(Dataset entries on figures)
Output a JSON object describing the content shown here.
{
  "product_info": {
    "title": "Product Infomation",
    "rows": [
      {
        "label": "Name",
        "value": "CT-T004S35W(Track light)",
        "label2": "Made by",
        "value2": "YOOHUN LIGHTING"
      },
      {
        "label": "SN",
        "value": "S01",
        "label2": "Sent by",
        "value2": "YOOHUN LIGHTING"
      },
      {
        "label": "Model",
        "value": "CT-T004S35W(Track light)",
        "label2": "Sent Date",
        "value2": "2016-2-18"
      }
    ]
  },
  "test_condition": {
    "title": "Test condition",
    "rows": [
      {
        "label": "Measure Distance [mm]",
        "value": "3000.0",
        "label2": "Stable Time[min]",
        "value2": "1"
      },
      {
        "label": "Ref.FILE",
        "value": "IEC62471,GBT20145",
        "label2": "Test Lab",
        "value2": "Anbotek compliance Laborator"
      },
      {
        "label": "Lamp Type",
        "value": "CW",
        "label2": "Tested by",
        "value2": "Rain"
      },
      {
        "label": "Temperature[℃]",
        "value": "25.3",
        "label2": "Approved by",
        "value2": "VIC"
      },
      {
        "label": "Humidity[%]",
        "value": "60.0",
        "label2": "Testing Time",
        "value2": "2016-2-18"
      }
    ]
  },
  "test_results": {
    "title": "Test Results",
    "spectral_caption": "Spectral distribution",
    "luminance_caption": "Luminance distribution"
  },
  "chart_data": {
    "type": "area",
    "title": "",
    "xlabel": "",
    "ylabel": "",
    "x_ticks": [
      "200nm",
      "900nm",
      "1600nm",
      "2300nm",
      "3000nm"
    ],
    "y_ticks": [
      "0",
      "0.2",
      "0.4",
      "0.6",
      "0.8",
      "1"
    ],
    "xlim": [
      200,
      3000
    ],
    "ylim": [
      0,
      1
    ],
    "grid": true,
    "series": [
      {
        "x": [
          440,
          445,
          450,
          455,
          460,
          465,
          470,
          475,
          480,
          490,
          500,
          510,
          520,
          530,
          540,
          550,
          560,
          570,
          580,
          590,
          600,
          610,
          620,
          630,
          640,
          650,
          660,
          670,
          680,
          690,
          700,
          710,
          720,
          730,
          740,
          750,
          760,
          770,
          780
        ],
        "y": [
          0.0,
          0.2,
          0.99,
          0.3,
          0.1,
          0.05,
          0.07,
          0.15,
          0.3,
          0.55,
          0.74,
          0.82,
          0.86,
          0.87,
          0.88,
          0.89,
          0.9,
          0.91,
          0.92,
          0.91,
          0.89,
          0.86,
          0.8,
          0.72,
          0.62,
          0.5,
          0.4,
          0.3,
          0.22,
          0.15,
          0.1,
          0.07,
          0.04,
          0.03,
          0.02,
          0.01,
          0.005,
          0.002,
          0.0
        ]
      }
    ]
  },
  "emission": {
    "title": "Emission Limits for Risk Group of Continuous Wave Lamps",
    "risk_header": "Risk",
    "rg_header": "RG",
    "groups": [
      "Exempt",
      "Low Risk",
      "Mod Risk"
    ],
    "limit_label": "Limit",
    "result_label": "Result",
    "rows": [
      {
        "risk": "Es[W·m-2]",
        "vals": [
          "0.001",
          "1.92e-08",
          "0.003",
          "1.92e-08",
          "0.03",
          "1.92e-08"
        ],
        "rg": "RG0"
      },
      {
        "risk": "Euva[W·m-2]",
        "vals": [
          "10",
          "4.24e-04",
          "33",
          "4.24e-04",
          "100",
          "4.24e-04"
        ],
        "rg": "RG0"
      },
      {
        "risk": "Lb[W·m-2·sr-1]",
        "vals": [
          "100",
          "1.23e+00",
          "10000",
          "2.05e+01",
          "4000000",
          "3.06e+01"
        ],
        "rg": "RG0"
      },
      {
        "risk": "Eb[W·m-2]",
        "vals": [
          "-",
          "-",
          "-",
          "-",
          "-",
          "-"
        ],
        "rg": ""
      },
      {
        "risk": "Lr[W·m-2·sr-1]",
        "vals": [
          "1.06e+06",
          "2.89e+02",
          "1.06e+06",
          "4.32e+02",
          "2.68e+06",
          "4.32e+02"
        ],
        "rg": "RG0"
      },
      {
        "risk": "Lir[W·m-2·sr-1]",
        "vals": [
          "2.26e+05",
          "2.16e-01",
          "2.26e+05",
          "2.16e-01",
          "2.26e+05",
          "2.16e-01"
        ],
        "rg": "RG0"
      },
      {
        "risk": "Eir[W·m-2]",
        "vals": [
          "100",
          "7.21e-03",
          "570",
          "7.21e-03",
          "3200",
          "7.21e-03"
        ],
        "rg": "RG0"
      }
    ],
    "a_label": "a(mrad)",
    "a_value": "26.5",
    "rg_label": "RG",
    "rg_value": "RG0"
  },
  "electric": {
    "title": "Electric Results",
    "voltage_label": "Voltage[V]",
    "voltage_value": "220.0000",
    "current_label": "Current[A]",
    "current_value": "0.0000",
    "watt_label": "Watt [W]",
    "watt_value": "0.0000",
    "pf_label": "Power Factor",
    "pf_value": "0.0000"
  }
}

Given instruction :: Retype the data exactly as given.

Task result ::
Output a JSON object describing the content shown here.
{
  "product_info": {
    "title": "Product Infomation",
    "rows": [
      {
        "label": "Name",
        "value": "CT-T004S35W(Track light)",
        "label2": "Made by",
        "value2": "YOOHUN LIGHTING"
      },
      {
        "label": "SN",
        "value": "S01",
        "label2": "Sent by",
        "value2": "YOOHUN LIGHTING"
      },
      {
        "label": "Model",
        "value": "CT-T004S35W(Track light)",
        "label2": "Sent Date",
        "value2": "2016-2-18"
      }
    ]
  },
  "test_condition": {
    "title": "Test condition",
    "rows": [
      {
        "label": "Measure Distance [mm]",
        "value": "3000.0",
        "label2": "Stable Time[min]",
        "value2": "1"
      },
      {
        "label": "Ref.FILE",
        "value": "IEC62471,GBT20145",
        "label2": "Test Lab",
        "value2": "Anbotek compliance Laborator"
      },
      {
        "label": "Lamp Type",
        "value": "CW",
        "label2": "Tested by",
        "value2": "Rain"
      },
      {
        "label": "Temperature[℃]",
        "value": "25.3",
        "label2": "Approved by",
        "value2": "VIC"
      },
      {
        "label": "Humidity[%]",
        "value": "60.0",
        "label2": "Testing Time",
        "value2": "2016-2-18"
      }
    ]
  },
  "test_results": {
    "title": "Test Results",
    "spectral_caption": "Spectral distribution",
    "luminance_caption": "Luminance distribution"
  },
  "chart_data": {
    "type": "area",
    "title": "",
    "xlabel": "",
    "ylabel": "",
    "x_ticks": [
      "200nm",
      "900nm",
      "1600nm",
      "2300nm",
      "3000nm"
    ],
    "y_ticks": [
      "0",
      "0.2",
      "0.4",
      "0.6",
      "0.8",
      "1"
    ],
    "xlim": [
      200,
      3000
    ],
    "ylim": [
      0,
      1
    ],
    "grid": true,
    "series": [
      {
        "x": [
          440,
          445,
          450,
          455,
          460,
          465,
          470,
          475,
          480,
          490,
          500,
          510,
          520,
          530,
          540,
          550,
          560,
          570,
          580,
          590,
          600,
          610,
          620,
          630,
          640,
          650,
          660,
          670,
          680,
          690,
          700,
          710,
          720,
          730,
          740,
          750,
          760,
          770,
          780
        ],
        "y": [
          0.0,
          0.2,
          0.99,
          0.3,
          0.1,
          0.05,
          0.07,
          0.15,
          0.3,
          0.55,
          0.74,
          0.82,
          0.86,
          0.87,
          0.88,
          0.89,
          0.9,
          0.91,
          0.92,
          0.91,
          0.89,
          0.86,
          0.8,
          0.72,
          0.62,
          0.5,
          0.4,
          0.3,
          0.22,
          0.15,
          0.1,
          0.07,
          0.04,
          0.03,
          0.02,
          0.01,
          0.005,
          0.002,
          0.0
        ]
      }
    ]
  },
  "emission": {
    "title": "Emission Limits for Risk Group of Continuous Wave Lamps",
    "risk_header": "Risk",
    "rg_header": "RG",
    "groups": [
      "Exempt",
      "Low Risk",
      "Mod Risk"
    ],
    "limit_label": "Limit",
    "result_label": "Result",
    "rows": [
      {
        "risk": "Es[W·m-2]",
        "vals": [
          "0.001",
          "1.92e-08",
          "0.003",
          "1.92e-08",
          "0.03",
          "1.92e-08"
        ],
        "rg": "RG0"
      },
      {
        "risk": "Euva[W·m-2]",
        "vals": [
          "10",
          "4.24e-04",
          "33",
          "4.24e-04",
          "100",
          "4.24e-04"
        ],
        "rg": "RG0"
      },
      {
        "risk": "Lb[W·m-2·sr-1]",
        "vals": [
          "100",
          "1.23e+00",
          "10000",
          "2.05e+01",
          "4000000",
          "3.06e+01"
        ],
        "rg": "RG0"
      },
      {
        "risk": "Eb[W·m-2]",
        "vals": [
          "-",
          "-",
          "-",
          "-",
          "-",
          "-"
        ],
        "rg": ""
      },
      {
        "risk": "Lr[W·m-2·sr-1]",
        "vals": [
          "1.06e+06",
          "2.89e+02",
          "1.06e+06",
          "4.32e+02",
          "2.68e+06",
          "4.32e+02"
        ],
        "rg": "RG0"
      },
      {
        "risk": "Lir[W·m-2·sr-1]",
        "vals": [
          "2.26e+05",
          "2.16e-01",
          "2.26e+05",
          "2.16e-01",
          "2.26e+05",
          "2.16e-01"
        ],
        "rg": "RG0"
      },
      {
        "risk": "Eir[W·m-2]",
        "vals": [
          "100",
          "7.21e-03",
          "570",
          "7.21e-03",
          "3200",
          "7.21e-03"
        ],
        "rg": "RG0"
      }
    ],
    "a_label": "a(mrad)",
    "a_value": "26.5",
    "rg_label": "RG",
    "rg_value": "RG0"
  },
  "electric": {
    "title": "Electric Results",
    "voltage_label": "Voltage[V]",
    "voltage_value": "220.0000",
    "current_label": "Current[A]",
    "current_value": "0.0000",
    "watt_label": "Watt [W]",
    "watt_value": "0.0000",
    "pf_label": "Power Factor",
    "pf_value": "0.0000"
  }
}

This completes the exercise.